Begin Source data

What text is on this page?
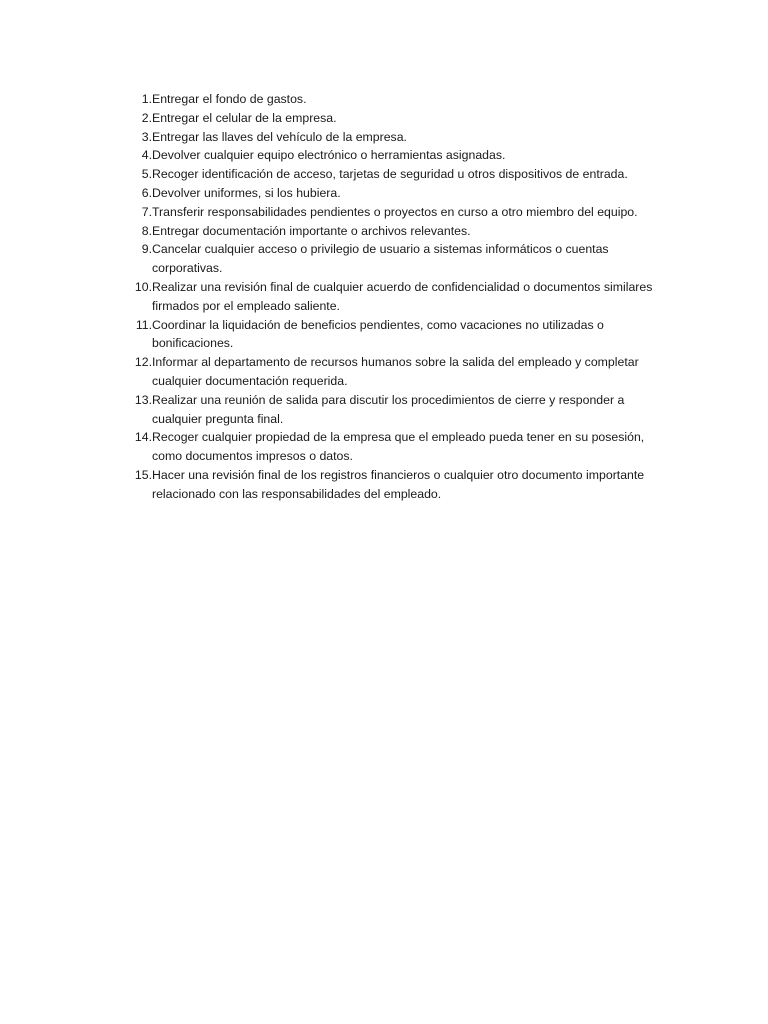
1. Entregar el fondo de gastos.
2. Entregar el celular de la empresa.
3. Entregar las llaves del vehículo de la empresa.
4. Devolver cualquier equipo electrónico o herramientas asignadas.
5. Recoger identificación de acceso, tarjetas de seguridad u otros dispositivos de entrada.
6. Devolver uniformes, si los hubiera.
7. Transferir responsabilidades pendientes o proyectos en curso a otro miembro del equipo.
8. Entregar documentación importante o archivos relevantes.
9. Cancelar cualquier acceso o privilegio de usuario a sistemas informáticos o cuentas corporativas.
10. Realizar una revisión final de cualquier acuerdo de confidencialidad o documentos similares firmados por el empleado saliente.
11. Coordinar la liquidación de beneficios pendientes, como vacaciones no utilizadas o bonificaciones.
12. Informar al departamento de recursos humanos sobre la salida del empleado y completar cualquier documentación requerida.
13. Realizar una reunión de salida para discutir los procedimientos de cierre y responder a cualquier pregunta final.
14. Recoger cualquier propiedad de la empresa que el empleado pueda tener en su posesión, como documentos impresos o datos.
15. Hacer una revisión final de los registros financieros o cualquier otro documento importante relacionado con las responsabilidades del empleado.
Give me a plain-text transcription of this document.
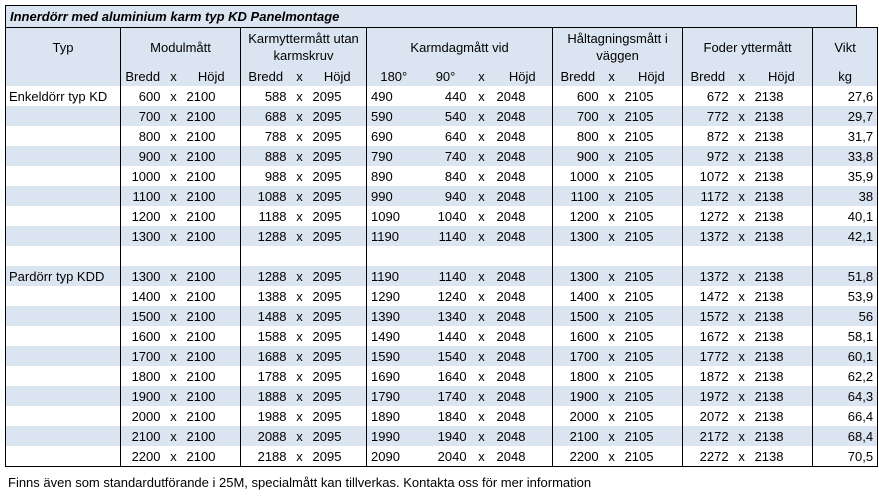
Innerdörr med aluminium karm typ KD Panelmontage
Typ	Modulmått			Karmyttermått utan karmskruv			Karmdagmått vid				Håltagningsmått i väggen			Foder yttermått			Vikt
	Bredd	x	Höjd	Bredd	x	Höjd	180°	90°	x	Höjd	Bredd	x	Höjd	Bredd	x	Höjd	kg
Enkeldörr typ KD	600	x	2100	588	x	2095	490	440	x	2048	600	x	2105	672	x	2138	27,6
	700	x	2100	688	x	2095	590	540	x	2048	700	x	2105	772	x	2138	29,7
	800	x	2100	788	x	2095	690	640	x	2048	800	x	2105	872	x	2138	31,7
	900	x	2100	888	x	2095	790	740	x	2048	900	x	2105	972	x	2138	33,8
	1000	x	2100	988	x	2095	890	840	x	2048	1000	x	2105	1072	x	2138	35,9
	1100	x	2100	1088	x	2095	990	940	x	2048	1100	x	2105	1172	x	2138	38
	1200	x	2100	1188	x	2095	1090	1040	x	2048	1200	x	2105	1272	x	2138	40,1
	1300	x	2100	1288	x	2095	1190	1140	x	2048	1300	x	2105	1372	x	2138	42,1

Pardörr typ KDD	1300	x	2100	1288	x	2095	1190	1140	x	2048	1300	x	2105	1372	x	2138	51,8
	1400	x	2100	1388	x	2095	1290	1240	x	2048	1400	x	2105	1472	x	2138	53,9
	1500	x	2100	1488	x	2095	1390	1340	x	2048	1500	x	2105	1572	x	2138	56
	1600	x	2100	1588	x	2095	1490	1440	x	2048	1600	x	2105	1672	x	2138	58,1
	1700	x	2100	1688	x	2095	1590	1540	x	2048	1700	x	2105	1772	x	2138	60,1
	1800	x	2100	1788	x	2095	1690	1640	x	2048	1800	x	2105	1872	x	2138	62,2
	1900	x	2100	1888	x	2095	1790	1740	x	2048	1900	x	2105	1972	x	2138	64,3
	2000	x	2100	1988	x	2095	1890	1840	x	2048	2000	x	2105	2072	x	2138	66,4
	2100	x	2100	2088	x	2095	1990	1940	x	2048	2100	x	2105	2172	x	2138	68,4
	2200	x	2100	2188	x	2095	2090	2040	x	2048	2200	x	2105	2272	x	2138	70,5
Finns även som standardutförande i 25M, specialmått kan tillverkas. Kontakta oss för mer information
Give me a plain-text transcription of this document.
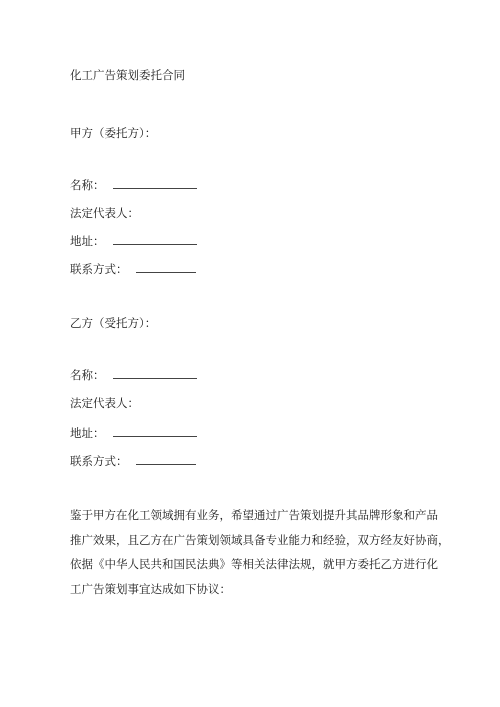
化工广告策划委托合同
甲方（委托方）：
名称：
法定代表人：
地址：
联系方式：
乙方（受托方）：
名称：
法定代表人：
地址：
联系方式：
鉴于甲方在化工领域拥有业务，希望通过广告策划提升其品牌形象和产品
推广效果，且乙方在广告策划领域具备专业能力和经验，双方经友好协商，
依据《中华人民共和国民法典》等相关法律法规，就甲方委托乙方进行化
工广告策划事宜达成如下协议：
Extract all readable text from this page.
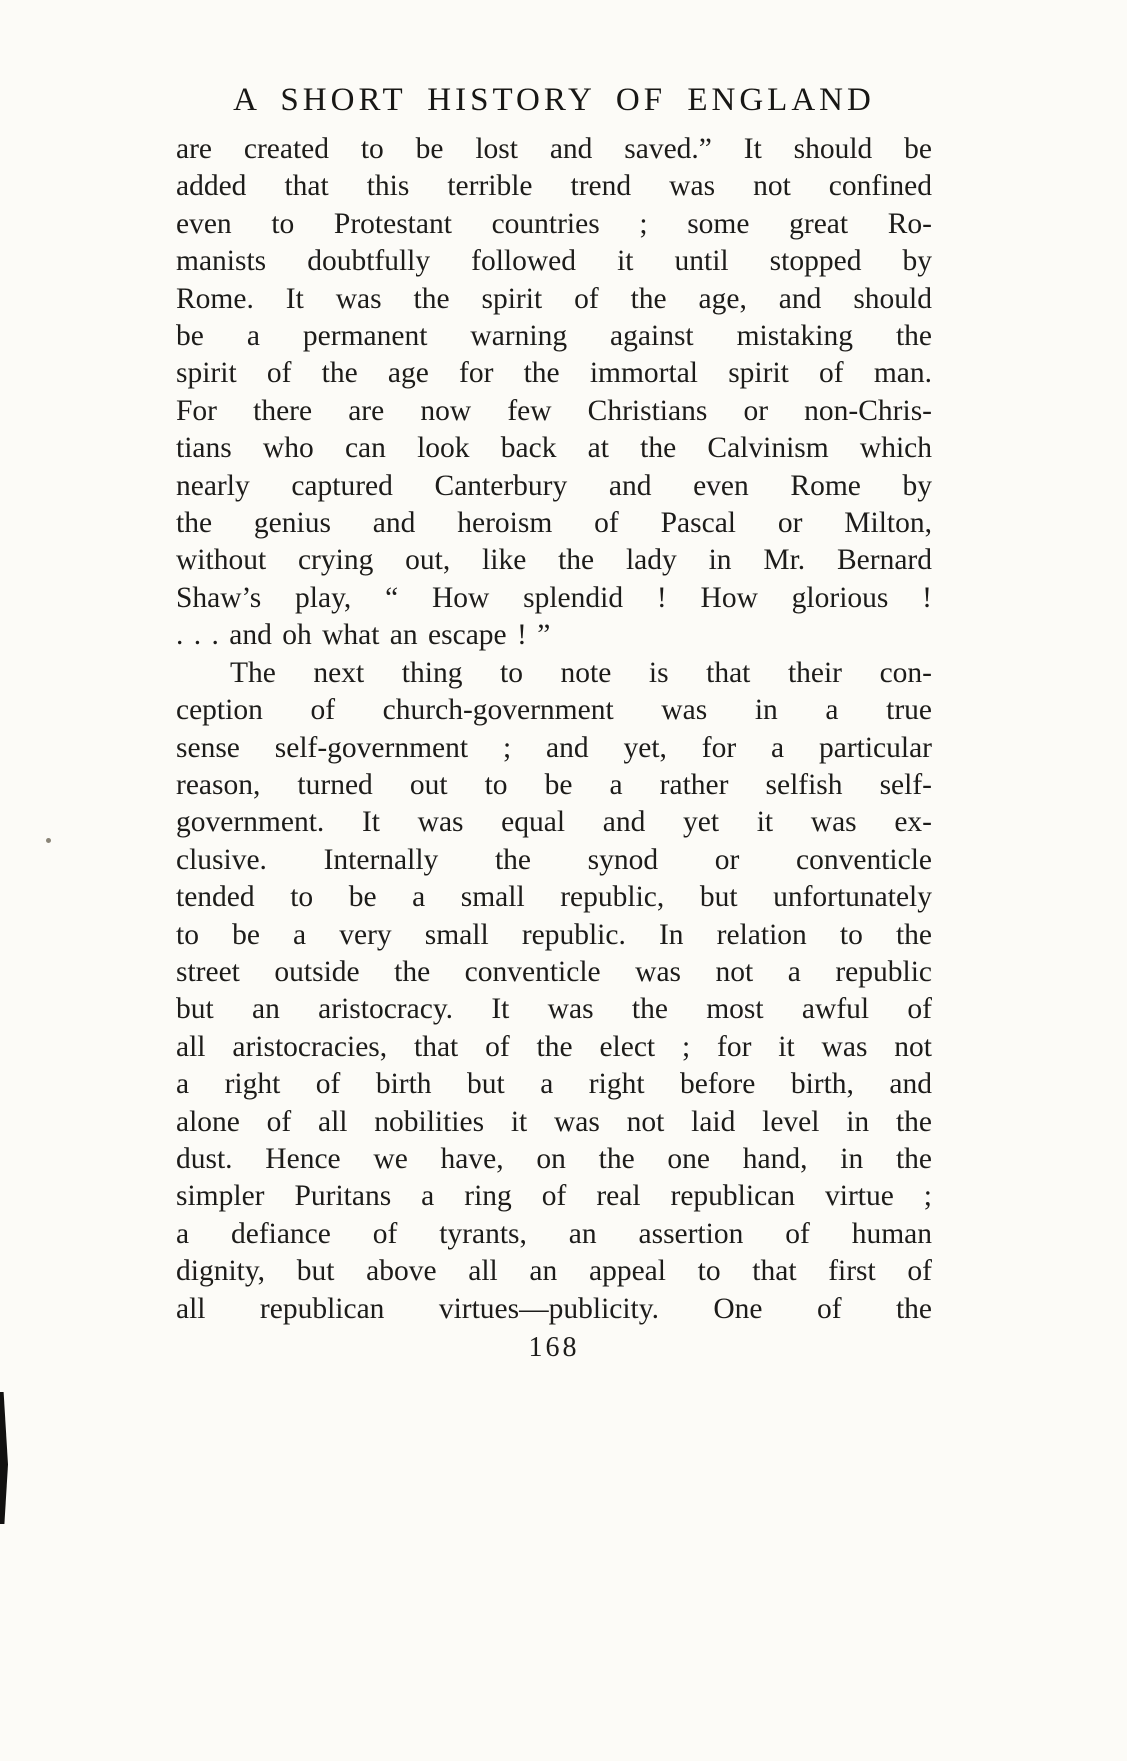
A SHORT HISTORY OF ENGLAND
are created to be lost and saved.” It should be
added that this terrible trend was not confined
even to Protestant countries ; some great Ro-
manists doubtfully followed it until stopped by
Rome. It was the spirit of the age, and should
be a permanent warning against mistaking the
spirit of the age for the immortal spirit of man.
For there are now few Christians or non-Chris-
tians who can look back at the Calvinism which
nearly captured Canterbury and even Rome by
the genius and heroism of Pascal or Milton,
without crying out, like the lady in Mr. Bernard
Shaw’s play, “ How splendid ! How glorious !
. . . and oh what an escape ! ”
The next thing to note is that their con-
ception of church-government was in a true
sense self-government ; and yet, for a particular
reason, turned out to be a rather selfish self-
government. It was equal and yet it was ex-
clusive. Internally the synod or conventicle
tended to be a small republic, but unfortunately
to be a very small republic. In relation to the
street outside the conventicle was not a republic
but an aristocracy. It was the most awful of
all aristocracies, that of the elect ; for it was not
a right of birth but a right before birth, and
alone of all nobilities it was not laid level in the
dust. Hence we have, on the one hand, in the
simpler Puritans a ring of real republican virtue ;
a defiance of tyrants, an assertion of human
dignity, but above all an appeal to that first of
all republican virtues—publicity. One of the
168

End Source data

> Task brief
Each line above is to be copied verbatim. Drop any image from the copy.

> Result of this task
What text is on this page?
1. Entregar el fondo de gastos.
2. Entregar el celular de la empresa.
3. Entregar las llaves del vehículo de la empresa.
4. Devolver cualquier equipo electrónico o herramientas asignadas.
5. Recoger identificación de acceso, tarjetas de seguridad u otros dispositivos de entrada.
6. Devolver uniformes, si los hubiera.
7. Transferir responsabilidades pendientes o proyectos en curso a otro miembro del equipo.
8. Entregar documentación importante o archivos relevantes.
9. Cancelar cualquier acceso o privilegio de usuario a sistemas informáticos o cuentas corporativas.
10. Realizar una revisión final de cualquier acuerdo de confidencialidad o documentos similares firmados por el empleado saliente.
11. Coordinar la liquidación de beneficios pendientes, como vacaciones no utilizadas o bonificaciones.
12. Informar al departamento de recursos humanos sobre la salida del empleado y completar cualquier documentación requerida.
13. Realizar una reunión de salida para discutir los procedimientos de cierre y responder a cualquier pregunta final.
14. Recoger cualquier propiedad de la empresa que el empleado pueda tener en su posesión, como documentos impresos o datos.
15. Hacer una revisión final de los registros financieros o cualquier otro documento importante relacionado con las responsabilidades del empleado.
Give me a plain-text transcription of this document.
Innerdörr med aluminium karm typ KD Panelmontage
Typ	Modulmått			Karmyttermått utan karmskruv			Karmdagmått vid				Håltagningsmått i väggen			Foder yttermått			Vikt
	Bredd	x	Höjd	Bredd	x	Höjd	180°	90°	x	Höjd	Bredd	x	Höjd	Bredd	x	Höjd	kg
Enkeldörr typ KD	600	x	2100	588	x	2095	490	440	x	2048	600	x	2105	672	x	2138	27,6
	700	x	2100	688	x	2095	590	540	x	2048	700	x	2105	772	x	2138	29,7
	800	x	2100	788	x	2095	690	640	x	2048	800	x	2105	872	x	2138	31,7
	900	x	2100	888	x	2095	790	740	x	2048	900	x	2105	972	x	2138	33,8
	1000	x	2100	988	x	2095	890	840	x	2048	1000	x	2105	1072	x	2138	35,9
	1100	x	2100	1088	x	2095	990	940	x	2048	1100	x	2105	1172	x	2138	38
	1200	x	2100	1188	x	2095	1090	1040	x	2048	1200	x	2105	1272	x	2138	40,1
	1300	x	2100	1288	x	2095	1190	1140	x	2048	1300	x	2105	1372	x	2138	42,1

Pardörr typ KDD	1300	x	2100	1288	x	2095	1190	1140	x	2048	1300	x	2105	1372	x	2138	51,8
	1400	x	2100	1388	x	2095	1290	1240	x	2048	1400	x	2105	1472	x	2138	53,9
	1500	x	2100	1488	x	2095	1390	1340	x	2048	1500	x	2105	1572	x	2138	56
	1600	x	2100	1588	x	2095	1490	1440	x	2048	1600	x	2105	1672	x	2138	58,1
	1700	x	2100	1688	x	2095	1590	1540	x	2048	1700	x	2105	1772	x	2138	60,1
	1800	x	2100	1788	x	2095	1690	1640	x	2048	1800	x	2105	1872	x	2138	62,2
	1900	x	2100	1888	x	2095	1790	1740	x	2048	1900	x	2105	1972	x	2138	64,3
	2000	x	2100	1988	x	2095	1890	1840	x	2048	2000	x	2105	2072	x	2138	66,4
	2100	x	2100	2088	x	2095	1990	1940	x	2048	2100	x	2105	2172	x	2138	68,4
	2200	x	2100	2188	x	2095	2090	2040	x	2048	2200	x	2105	2272	x	2138	70,5
Finns även som standardutförande i 25M, specialmått kan tillverkas. Kontakta oss för mer information
Give me a plain-text transcription of this document.
化工广告策划委托合同
甲方（委托方）：
名称：
法定代表人：
地址：
联系方式：
乙方（受托方）：
名称：
法定代表人：
地址：
联系方式：
鉴于甲方在化工领域拥有业务，希望通过广告策划提升其品牌形象和产品
推广效果，且乙方在广告策划领域具备专业能力和经验，双方经友好协商，
依据《中华人民共和国民法典》等相关法律法规，就甲方委托乙方进行化
工广告策划事宜达成如下协议：
Extract all readable text from this page.
A SHORT HISTORY OF ENGLAND
are created to be lost and saved.” It should be
added that this terrible trend was not confined
even to Protestant countries ; some great Ro-
manists doubtfully followed it until stopped by
Rome. It was the spirit of the age, and should
be a permanent warning against mistaking the
spirit of the age for the immortal spirit of man.
For there are now few Christians or non-Chris-
tians who can look back at the Calvinism which
nearly captured Canterbury and even Rome by
the genius and heroism of Pascal or Milton,
without crying out, like the lady in Mr. Bernard
Shaw’s play, “ How splendid ! How glorious !
. . . and oh what an escape ! ”
The next thing to note is that their con-
ception of church-government was in a true
sense self-government ; and yet, for a particular
reason, turned out to be a rather selfish self-
government. It was equal and yet it was ex-
clusive. Internally the synod or conventicle
tended to be a small republic, but unfortunately
to be a very small republic. In relation to the
street outside the conventicle was not a republic
but an aristocracy. It was the most awful of
all aristocracies, that of the elect ; for it was not
a right of birth but a right before birth, and
alone of all nobilities it was not laid level in the
dust. Hence we have, on the one hand, in the
simpler Puritans a ring of real republican virtue ;
a defiance of tyrants, an assertion of human
dignity, but above all an appeal to that first of
all republican virtues—publicity. One of the
168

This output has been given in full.